-- Information shown start --

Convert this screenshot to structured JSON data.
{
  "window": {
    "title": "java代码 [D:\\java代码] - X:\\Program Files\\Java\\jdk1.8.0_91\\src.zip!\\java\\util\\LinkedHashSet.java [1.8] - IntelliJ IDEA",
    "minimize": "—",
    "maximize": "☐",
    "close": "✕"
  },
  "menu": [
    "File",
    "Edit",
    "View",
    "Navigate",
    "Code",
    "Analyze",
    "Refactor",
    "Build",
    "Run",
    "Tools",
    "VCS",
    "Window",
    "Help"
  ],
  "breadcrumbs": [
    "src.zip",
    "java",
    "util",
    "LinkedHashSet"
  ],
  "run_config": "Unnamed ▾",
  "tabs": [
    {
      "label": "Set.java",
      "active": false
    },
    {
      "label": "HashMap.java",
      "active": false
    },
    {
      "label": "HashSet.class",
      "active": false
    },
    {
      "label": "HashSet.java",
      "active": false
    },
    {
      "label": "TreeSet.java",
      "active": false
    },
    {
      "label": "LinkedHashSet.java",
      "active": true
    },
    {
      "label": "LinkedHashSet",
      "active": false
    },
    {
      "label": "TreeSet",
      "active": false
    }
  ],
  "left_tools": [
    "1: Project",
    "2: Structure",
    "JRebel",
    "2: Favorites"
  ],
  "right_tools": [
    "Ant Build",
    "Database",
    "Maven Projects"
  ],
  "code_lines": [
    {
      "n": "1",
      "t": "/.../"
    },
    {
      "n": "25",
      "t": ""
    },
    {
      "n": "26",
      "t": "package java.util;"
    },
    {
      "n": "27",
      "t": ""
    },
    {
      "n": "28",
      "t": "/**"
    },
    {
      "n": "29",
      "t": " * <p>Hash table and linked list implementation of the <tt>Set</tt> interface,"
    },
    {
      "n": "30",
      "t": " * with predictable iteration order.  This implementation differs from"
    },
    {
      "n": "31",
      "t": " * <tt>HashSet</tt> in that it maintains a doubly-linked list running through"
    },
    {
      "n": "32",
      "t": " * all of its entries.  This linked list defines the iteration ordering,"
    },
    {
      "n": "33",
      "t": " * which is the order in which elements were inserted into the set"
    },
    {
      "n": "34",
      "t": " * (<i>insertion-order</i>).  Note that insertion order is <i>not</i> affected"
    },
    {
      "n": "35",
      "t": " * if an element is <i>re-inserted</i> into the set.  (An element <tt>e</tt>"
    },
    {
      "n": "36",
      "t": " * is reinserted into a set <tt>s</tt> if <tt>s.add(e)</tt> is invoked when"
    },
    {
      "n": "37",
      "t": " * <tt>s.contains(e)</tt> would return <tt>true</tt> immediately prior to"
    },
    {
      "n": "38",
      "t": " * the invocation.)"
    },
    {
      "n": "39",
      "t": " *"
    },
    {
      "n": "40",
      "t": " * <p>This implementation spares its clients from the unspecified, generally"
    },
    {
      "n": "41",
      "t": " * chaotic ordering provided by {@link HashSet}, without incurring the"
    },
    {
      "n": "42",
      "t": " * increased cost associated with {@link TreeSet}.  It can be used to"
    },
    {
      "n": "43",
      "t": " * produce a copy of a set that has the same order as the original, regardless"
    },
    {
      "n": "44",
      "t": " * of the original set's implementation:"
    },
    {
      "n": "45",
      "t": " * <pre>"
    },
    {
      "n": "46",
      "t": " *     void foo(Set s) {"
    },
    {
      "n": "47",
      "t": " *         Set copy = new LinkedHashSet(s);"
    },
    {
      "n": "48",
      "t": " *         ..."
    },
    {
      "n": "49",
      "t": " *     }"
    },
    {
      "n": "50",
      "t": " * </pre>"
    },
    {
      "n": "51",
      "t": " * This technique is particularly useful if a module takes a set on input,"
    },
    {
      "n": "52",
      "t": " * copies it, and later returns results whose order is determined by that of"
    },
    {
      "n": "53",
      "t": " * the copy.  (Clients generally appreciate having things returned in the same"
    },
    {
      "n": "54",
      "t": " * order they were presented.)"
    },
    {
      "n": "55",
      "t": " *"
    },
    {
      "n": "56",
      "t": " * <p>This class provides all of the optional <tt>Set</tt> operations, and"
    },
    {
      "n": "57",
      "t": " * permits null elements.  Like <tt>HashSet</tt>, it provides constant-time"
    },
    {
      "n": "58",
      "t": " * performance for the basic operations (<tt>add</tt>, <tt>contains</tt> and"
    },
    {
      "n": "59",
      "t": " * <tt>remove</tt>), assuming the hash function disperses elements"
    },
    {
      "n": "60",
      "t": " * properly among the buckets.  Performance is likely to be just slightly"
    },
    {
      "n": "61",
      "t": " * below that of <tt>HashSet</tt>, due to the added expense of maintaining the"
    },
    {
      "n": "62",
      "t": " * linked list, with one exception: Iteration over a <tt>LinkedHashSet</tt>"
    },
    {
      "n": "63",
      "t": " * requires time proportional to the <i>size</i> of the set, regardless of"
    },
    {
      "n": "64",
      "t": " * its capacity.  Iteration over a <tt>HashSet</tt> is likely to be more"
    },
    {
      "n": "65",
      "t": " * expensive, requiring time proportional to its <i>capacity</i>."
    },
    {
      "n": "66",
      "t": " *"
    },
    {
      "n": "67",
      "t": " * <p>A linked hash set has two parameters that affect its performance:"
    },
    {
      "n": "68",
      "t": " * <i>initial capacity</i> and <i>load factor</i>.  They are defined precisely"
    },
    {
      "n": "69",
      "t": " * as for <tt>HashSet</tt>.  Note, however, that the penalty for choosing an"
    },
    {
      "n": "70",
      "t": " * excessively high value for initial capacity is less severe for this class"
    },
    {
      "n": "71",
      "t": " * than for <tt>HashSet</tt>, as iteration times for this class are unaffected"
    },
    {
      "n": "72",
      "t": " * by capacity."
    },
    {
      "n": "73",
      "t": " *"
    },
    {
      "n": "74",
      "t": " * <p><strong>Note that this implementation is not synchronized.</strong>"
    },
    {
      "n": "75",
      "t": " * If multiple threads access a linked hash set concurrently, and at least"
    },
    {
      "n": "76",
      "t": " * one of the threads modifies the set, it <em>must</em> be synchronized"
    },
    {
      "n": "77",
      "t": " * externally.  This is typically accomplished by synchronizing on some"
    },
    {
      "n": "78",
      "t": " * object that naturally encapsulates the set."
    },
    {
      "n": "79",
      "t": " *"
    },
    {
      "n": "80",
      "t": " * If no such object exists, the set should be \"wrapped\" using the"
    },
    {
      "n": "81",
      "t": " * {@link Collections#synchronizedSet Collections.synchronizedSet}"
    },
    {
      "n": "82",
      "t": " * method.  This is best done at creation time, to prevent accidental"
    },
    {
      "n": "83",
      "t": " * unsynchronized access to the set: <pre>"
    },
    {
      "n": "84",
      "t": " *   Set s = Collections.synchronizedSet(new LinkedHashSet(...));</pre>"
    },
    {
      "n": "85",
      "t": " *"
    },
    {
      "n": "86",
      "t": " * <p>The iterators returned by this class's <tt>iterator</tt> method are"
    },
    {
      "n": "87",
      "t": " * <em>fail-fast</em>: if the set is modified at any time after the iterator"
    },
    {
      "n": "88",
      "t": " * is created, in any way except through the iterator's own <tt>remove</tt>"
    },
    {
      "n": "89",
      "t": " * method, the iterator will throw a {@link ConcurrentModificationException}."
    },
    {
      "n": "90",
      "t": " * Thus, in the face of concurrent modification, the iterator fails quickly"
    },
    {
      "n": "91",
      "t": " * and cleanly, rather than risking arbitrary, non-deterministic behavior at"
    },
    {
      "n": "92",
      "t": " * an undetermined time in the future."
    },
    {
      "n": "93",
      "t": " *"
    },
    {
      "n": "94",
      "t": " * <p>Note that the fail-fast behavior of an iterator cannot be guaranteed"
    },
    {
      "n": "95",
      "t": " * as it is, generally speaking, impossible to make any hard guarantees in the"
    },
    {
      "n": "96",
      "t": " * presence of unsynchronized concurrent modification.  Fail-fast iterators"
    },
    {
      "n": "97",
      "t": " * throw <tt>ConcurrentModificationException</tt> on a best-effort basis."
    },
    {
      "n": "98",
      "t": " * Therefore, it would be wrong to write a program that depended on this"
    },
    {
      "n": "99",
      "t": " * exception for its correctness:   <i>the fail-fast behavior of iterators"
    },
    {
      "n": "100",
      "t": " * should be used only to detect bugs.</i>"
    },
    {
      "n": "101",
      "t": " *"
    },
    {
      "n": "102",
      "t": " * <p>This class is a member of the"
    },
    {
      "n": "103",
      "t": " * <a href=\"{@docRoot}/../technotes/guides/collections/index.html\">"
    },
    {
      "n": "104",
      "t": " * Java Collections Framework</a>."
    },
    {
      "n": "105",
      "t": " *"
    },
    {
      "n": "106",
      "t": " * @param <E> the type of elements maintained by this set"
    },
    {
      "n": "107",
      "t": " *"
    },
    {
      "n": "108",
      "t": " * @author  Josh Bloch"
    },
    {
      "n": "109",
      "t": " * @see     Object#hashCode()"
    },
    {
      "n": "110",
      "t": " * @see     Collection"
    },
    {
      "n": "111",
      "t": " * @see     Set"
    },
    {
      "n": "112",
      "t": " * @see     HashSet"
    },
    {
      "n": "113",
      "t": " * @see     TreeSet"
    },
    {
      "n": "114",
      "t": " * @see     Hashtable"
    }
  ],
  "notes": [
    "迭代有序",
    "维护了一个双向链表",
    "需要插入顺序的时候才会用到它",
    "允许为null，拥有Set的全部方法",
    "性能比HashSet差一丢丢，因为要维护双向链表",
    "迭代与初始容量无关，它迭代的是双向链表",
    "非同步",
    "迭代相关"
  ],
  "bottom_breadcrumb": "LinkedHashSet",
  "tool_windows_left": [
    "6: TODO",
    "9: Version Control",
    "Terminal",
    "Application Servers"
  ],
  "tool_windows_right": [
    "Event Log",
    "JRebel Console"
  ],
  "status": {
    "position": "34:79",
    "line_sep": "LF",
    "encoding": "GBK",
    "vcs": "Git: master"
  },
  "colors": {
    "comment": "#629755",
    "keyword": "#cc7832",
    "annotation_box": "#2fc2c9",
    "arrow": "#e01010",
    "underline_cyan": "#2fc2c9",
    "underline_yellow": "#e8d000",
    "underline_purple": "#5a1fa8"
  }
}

-- Information shown end --

— Work to be completed —
Where a line of the records above holds the word "threads", copy that line.

— Task solution —
      "t": " * If multiple threads access a linked hash set concurrently, and at least"
      "t": " * one of the threads modifies the set, it <em>must</em> be synchronized"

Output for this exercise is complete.